* BEGIN *

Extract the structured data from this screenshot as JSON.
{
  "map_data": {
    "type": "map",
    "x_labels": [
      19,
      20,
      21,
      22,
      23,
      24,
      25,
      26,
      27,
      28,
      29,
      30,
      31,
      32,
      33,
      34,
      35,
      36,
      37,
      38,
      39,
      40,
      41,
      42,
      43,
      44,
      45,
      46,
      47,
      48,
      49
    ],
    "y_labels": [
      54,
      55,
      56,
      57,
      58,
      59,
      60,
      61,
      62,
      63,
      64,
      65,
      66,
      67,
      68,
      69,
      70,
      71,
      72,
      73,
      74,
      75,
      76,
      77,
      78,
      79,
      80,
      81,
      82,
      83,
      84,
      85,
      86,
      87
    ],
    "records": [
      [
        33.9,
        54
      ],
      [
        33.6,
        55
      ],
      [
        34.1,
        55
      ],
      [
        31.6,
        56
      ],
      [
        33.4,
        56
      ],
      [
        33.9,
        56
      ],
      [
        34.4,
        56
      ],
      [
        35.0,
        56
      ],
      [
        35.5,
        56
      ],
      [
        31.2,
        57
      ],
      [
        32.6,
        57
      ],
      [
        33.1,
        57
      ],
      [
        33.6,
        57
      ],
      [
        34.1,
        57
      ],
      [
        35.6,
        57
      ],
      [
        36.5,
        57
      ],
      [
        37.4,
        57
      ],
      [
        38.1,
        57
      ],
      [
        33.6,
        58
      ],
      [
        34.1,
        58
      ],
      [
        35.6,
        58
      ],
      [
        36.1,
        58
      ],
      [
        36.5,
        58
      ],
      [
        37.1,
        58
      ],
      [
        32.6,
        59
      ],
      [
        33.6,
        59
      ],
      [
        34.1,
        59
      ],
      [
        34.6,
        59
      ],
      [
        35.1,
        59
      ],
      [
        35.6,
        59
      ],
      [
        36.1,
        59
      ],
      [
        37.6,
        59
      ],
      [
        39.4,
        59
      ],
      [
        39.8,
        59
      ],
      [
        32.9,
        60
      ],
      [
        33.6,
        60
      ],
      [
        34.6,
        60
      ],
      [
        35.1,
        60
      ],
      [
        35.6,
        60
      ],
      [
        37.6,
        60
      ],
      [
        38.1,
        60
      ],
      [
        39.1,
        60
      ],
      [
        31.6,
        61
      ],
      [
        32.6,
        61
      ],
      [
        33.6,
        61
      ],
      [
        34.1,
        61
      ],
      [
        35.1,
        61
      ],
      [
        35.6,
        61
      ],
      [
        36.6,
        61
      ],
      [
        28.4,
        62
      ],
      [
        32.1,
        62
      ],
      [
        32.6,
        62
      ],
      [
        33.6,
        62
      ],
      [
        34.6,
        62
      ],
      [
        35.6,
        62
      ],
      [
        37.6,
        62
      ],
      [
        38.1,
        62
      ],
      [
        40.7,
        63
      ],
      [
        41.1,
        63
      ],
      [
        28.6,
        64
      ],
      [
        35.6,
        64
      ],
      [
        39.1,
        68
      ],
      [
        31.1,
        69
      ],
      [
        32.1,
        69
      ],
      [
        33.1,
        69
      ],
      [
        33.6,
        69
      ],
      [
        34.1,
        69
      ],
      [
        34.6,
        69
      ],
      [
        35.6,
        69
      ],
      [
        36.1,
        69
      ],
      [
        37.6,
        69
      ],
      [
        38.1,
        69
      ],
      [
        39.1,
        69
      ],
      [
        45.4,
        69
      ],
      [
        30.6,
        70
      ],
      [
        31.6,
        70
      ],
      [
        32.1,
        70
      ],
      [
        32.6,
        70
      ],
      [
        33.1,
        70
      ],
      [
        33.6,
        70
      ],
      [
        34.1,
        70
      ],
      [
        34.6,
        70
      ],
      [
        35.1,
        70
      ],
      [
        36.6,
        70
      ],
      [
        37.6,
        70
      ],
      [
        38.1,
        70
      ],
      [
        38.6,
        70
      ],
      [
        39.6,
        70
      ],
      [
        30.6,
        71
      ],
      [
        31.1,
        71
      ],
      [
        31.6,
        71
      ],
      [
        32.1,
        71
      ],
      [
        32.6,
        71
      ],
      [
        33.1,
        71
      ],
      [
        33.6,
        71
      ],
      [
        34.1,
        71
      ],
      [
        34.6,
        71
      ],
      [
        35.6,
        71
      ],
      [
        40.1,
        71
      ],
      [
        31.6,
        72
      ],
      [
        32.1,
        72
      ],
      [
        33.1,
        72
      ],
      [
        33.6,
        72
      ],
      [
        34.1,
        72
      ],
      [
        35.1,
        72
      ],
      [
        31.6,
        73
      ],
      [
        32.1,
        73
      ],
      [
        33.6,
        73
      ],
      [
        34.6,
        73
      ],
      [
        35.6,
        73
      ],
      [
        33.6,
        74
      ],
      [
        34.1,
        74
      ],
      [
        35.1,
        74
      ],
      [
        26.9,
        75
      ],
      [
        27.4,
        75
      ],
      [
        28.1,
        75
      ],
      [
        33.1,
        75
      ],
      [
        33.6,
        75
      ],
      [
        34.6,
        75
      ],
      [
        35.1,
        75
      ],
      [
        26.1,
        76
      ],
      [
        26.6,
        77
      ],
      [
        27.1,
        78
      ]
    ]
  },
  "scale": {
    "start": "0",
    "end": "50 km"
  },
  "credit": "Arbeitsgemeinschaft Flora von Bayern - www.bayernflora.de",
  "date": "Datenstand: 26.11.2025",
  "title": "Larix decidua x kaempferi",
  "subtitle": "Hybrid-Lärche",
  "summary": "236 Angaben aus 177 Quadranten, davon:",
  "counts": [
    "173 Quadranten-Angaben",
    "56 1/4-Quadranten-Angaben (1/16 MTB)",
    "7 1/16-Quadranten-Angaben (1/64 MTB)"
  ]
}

* END *

» WRITTEN EXERCISE:
Please repeat the listing above in full and exactly.

» EXERCISE RESULT:
Extract the structured data from this screenshot as JSON.
{
  "map_data": {
    "type": "map",
    "x_labels": [
      19,
      20,
      21,
      22,
      23,
      24,
      25,
      26,
      27,
      28,
      29,
      30,
      31,
      32,
      33,
      34,
      35,
      36,
      37,
      38,
      39,
      40,
      41,
      42,
      43,
      44,
      45,
      46,
      47,
      48,
      49
    ],
    "y_labels": [
      54,
      55,
      56,
      57,
      58,
      59,
      60,
      61,
      62,
      63,
      64,
      65,
      66,
      67,
      68,
      69,
      70,
      71,
      72,
      73,
      74,
      75,
      76,
      77,
      78,
      79,
      80,
      81,
      82,
      83,
      84,
      85,
      86,
      87
    ],
    "records": [
      [
        33.9,
        54
      ],
      [
        33.6,
        55
      ],
      [
        34.1,
        55
      ],
      [
        31.6,
        56
      ],
      [
        33.4,
        56
      ],
      [
        33.9,
        56
      ],
      [
        34.4,
        56
      ],
      [
        35.0,
        56
      ],
      [
        35.5,
        56
      ],
      [
        31.2,
        57
      ],
      [
        32.6,
        57
      ],
      [
        33.1,
        57
      ],
      [
        33.6,
        57
      ],
      [
        34.1,
        57
      ],
      [
        35.6,
        57
      ],
      [
        36.5,
        57
      ],
      [
        37.4,
        57
      ],
      [
        38.1,
        57
      ],
      [
        33.6,
        58
      ],
      [
        34.1,
        58
      ],
      [
        35.6,
        58
      ],
      [
        36.1,
        58
      ],
      [
        36.5,
        58
      ],
      [
        37.1,
        58
      ],
      [
        32.6,
        59
      ],
      [
        33.6,
        59
      ],
      [
        34.1,
        59
      ],
      [
        34.6,
        59
      ],
      [
        35.1,
        59
      ],
      [
        35.6,
        59
      ],
      [
        36.1,
        59
      ],
      [
        37.6,
        59
      ],
      [
        39.4,
        59
      ],
      [
        39.8,
        59
      ],
      [
        32.9,
        60
      ],
      [
        33.6,
        60
      ],
      [
        34.6,
        60
      ],
      [
        35.1,
        60
      ],
      [
        35.6,
        60
      ],
      [
        37.6,
        60
      ],
      [
        38.1,
        60
      ],
      [
        39.1,
        60
      ],
      [
        31.6,
        61
      ],
      [
        32.6,
        61
      ],
      [
        33.6,
        61
      ],
      [
        34.1,
        61
      ],
      [
        35.1,
        61
      ],
      [
        35.6,
        61
      ],
      [
        36.6,
        61
      ],
      [
        28.4,
        62
      ],
      [
        32.1,
        62
      ],
      [
        32.6,
        62
      ],
      [
        33.6,
        62
      ],
      [
        34.6,
        62
      ],
      [
        35.6,
        62
      ],
      [
        37.6,
        62
      ],
      [
        38.1,
        62
      ],
      [
        40.7,
        63
      ],
      [
        41.1,
        63
      ],
      [
        28.6,
        64
      ],
      [
        35.6,
        64
      ],
      [
        39.1,
        68
      ],
      [
        31.1,
        69
      ],
      [
        32.1,
        69
      ],
      [
        33.1,
        69
      ],
      [
        33.6,
        69
      ],
      [
        34.1,
        69
      ],
      [
        34.6,
        69
      ],
      [
        35.6,
        69
      ],
      [
        36.1,
        69
      ],
      [
        37.6,
        69
      ],
      [
        38.1,
        69
      ],
      [
        39.1,
        69
      ],
      [
        45.4,
        69
      ],
      [
        30.6,
        70
      ],
      [
        31.6,
        70
      ],
      [
        32.1,
        70
      ],
      [
        32.6,
        70
      ],
      [
        33.1,
        70
      ],
      [
        33.6,
        70
      ],
      [
        34.1,
        70
      ],
      [
        34.6,
        70
      ],
      [
        35.1,
        70
      ],
      [
        36.6,
        70
      ],
      [
        37.6,
        70
      ],
      [
        38.1,
        70
      ],
      [
        38.6,
        70
      ],
      [
        39.6,
        70
      ],
      [
        30.6,
        71
      ],
      [
        31.1,
        71
      ],
      [
        31.6,
        71
      ],
      [
        32.1,
        71
      ],
      [
        32.6,
        71
      ],
      [
        33.1,
        71
      ],
      [
        33.6,
        71
      ],
      [
        34.1,
        71
      ],
      [
        34.6,
        71
      ],
      [
        35.6,
        71
      ],
      [
        40.1,
        71
      ],
      [
        31.6,
        72
      ],
      [
        32.1,
        72
      ],
      [
        33.1,
        72
      ],
      [
        33.6,
        72
      ],
      [
        34.1,
        72
      ],
      [
        35.1,
        72
      ],
      [
        31.6,
        73
      ],
      [
        32.1,
        73
      ],
      [
        33.6,
        73
      ],
      [
        34.6,
        73
      ],
      [
        35.6,
        73
      ],
      [
        33.6,
        74
      ],
      [
        34.1,
        74
      ],
      [
        35.1,
        74
      ],
      [
        26.9,
        75
      ],
      [
        27.4,
        75
      ],
      [
        28.1,
        75
      ],
      [
        33.1,
        75
      ],
      [
        33.6,
        75
      ],
      [
        34.6,
        75
      ],
      [
        35.1,
        75
      ],
      [
        26.1,
        76
      ],
      [
        26.6,
        77
      ],
      [
        27.1,
        78
      ]
    ]
  },
  "scale": {
    "start": "0",
    "end": "50 km"
  },
  "credit": "Arbeitsgemeinschaft Flora von Bayern - www.bayernflora.de",
  "date": "Datenstand: 26.11.2025",
  "title": "Larix decidua x kaempferi",
  "subtitle": "Hybrid-Lärche",
  "summary": "236 Angaben aus 177 Quadranten, davon:",
  "counts": [
    "173 Quadranten-Angaben",
    "56 1/4-Quadranten-Angaben (1/16 MTB)",
    "7 1/16-Quadranten-Angaben (1/64 MTB)"
  ]
}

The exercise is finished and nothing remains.